- _Stated problem_: Reproduce all records exactly.

::: Data shown :::

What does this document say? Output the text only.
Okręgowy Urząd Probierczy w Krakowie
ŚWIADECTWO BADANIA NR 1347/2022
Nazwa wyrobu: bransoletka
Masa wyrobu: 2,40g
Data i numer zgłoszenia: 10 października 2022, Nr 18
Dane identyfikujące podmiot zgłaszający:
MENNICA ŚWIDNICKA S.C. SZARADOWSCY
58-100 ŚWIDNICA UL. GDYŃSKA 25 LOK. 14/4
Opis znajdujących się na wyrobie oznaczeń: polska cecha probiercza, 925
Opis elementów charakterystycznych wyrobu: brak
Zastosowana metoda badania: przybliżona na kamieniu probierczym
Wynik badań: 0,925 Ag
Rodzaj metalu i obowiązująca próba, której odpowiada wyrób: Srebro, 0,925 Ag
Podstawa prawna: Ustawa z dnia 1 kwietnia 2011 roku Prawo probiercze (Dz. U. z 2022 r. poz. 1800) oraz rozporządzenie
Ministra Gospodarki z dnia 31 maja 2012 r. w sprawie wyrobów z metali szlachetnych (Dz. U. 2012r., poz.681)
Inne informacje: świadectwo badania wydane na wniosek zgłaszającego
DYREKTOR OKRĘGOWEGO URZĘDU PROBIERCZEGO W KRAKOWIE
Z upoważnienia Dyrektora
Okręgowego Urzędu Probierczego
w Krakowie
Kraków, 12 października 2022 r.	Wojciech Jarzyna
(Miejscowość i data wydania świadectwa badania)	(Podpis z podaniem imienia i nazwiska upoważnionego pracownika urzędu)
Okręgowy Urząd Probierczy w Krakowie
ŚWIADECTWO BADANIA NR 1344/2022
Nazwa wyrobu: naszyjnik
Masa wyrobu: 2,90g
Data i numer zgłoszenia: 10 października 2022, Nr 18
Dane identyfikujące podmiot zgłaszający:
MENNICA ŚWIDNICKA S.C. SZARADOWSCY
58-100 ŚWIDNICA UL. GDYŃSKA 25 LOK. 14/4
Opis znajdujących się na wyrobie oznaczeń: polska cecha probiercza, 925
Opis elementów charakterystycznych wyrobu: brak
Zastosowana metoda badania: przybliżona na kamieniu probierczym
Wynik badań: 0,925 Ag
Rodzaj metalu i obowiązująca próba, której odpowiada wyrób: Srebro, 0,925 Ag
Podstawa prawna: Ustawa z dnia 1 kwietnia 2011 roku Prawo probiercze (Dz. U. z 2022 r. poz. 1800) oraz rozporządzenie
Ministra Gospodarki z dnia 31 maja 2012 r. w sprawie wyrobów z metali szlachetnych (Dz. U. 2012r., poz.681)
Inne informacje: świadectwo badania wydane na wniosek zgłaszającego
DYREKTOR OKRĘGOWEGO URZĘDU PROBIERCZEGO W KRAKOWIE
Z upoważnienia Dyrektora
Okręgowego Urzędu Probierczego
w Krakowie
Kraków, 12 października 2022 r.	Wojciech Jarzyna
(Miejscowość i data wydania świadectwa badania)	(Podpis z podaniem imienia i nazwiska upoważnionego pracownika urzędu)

:::

- _In response_:
What does this document say? Output the text only.
Okręgowy Urząd Probierczy w Krakowie
ŚWIADECTWO BADANIA NR 1347/2022
Nazwa wyrobu: bransoletka
Masa wyrobu: 2,40g
Data i numer zgłoszenia: 10 października 2022, Nr 18
Dane identyfikujące podmiot zgłaszający:
MENNICA ŚWIDNICKA S.C. SZARADOWSCY
58-100 ŚWIDNICA UL. GDYŃSKA 25 LOK. 14/4
Opis znajdujących się na wyrobie oznaczeń: polska cecha probiercza, 925
Opis elementów charakterystycznych wyrobu: brak
Zastosowana metoda badania: przybliżona na kamieniu probierczym
Wynik badań: 0,925 Ag
Rodzaj metalu i obowiązująca próba, której odpowiada wyrób: Srebro, 0,925 Ag
Podstawa prawna: Ustawa z dnia 1 kwietnia 2011 roku Prawo probiercze (Dz. U. z 2022 r. poz. 1800) oraz rozporządzenie
Ministra Gospodarki z dnia 31 maja 2012 r. w sprawie wyrobów z metali szlachetnych (Dz. U. 2012r., poz.681)
Inne informacje: świadectwo badania wydane na wniosek zgłaszającego
DYREKTOR OKRĘGOWEGO URZĘDU PROBIERCZEGO W KRAKOWIE
Z upoważnienia Dyrektora
Okręgowego Urzędu Probierczego
w Krakowie
Kraków, 12 października 2022 r.	Wojciech Jarzyna
(Miejscowość i data wydania świadectwa badania)	(Podpis z podaniem imienia i nazwiska upoważnionego pracownika urzędu)
Okręgowy Urząd Probierczy w Krakowie
ŚWIADECTWO BADANIA NR 1344/2022
Nazwa wyrobu: naszyjnik
Masa wyrobu: 2,90g
Data i numer zgłoszenia: 10 października 2022, Nr 18
Dane identyfikujące podmiot zgłaszający:
MENNICA ŚWIDNICKA S.C. SZARADOWSCY
58-100 ŚWIDNICA UL. GDYŃSKA 25 LOK. 14/4
Opis znajdujących się na wyrobie oznaczeń: polska cecha probiercza, 925
Opis elementów charakterystycznych wyrobu: brak
Zastosowana metoda badania: przybliżona na kamieniu probierczym
Wynik badań: 0,925 Ag
Rodzaj metalu i obowiązująca próba, której odpowiada wyrób: Srebro, 0,925 Ag
Podstawa prawna: Ustawa z dnia 1 kwietnia 2011 roku Prawo probiercze (Dz. U. z 2022 r. poz. 1800) oraz rozporządzenie
Ministra Gospodarki z dnia 31 maja 2012 r. w sprawie wyrobów z metali szlachetnych (Dz. U. 2012r., poz.681)
Inne informacje: świadectwo badania wydane na wniosek zgłaszającego
DYREKTOR OKRĘGOWEGO URZĘDU PROBIERCZEGO W KRAKOWIE
Z upoważnienia Dyrektora
Okręgowego Urzędu Probierczego
w Krakowie
Kraków, 12 października 2022 r.	Wojciech Jarzyna
(Miejscowość i data wydania świadectwa badania)	(Podpis z podaniem imienia i nazwiska upoważnionego pracownika urzędu)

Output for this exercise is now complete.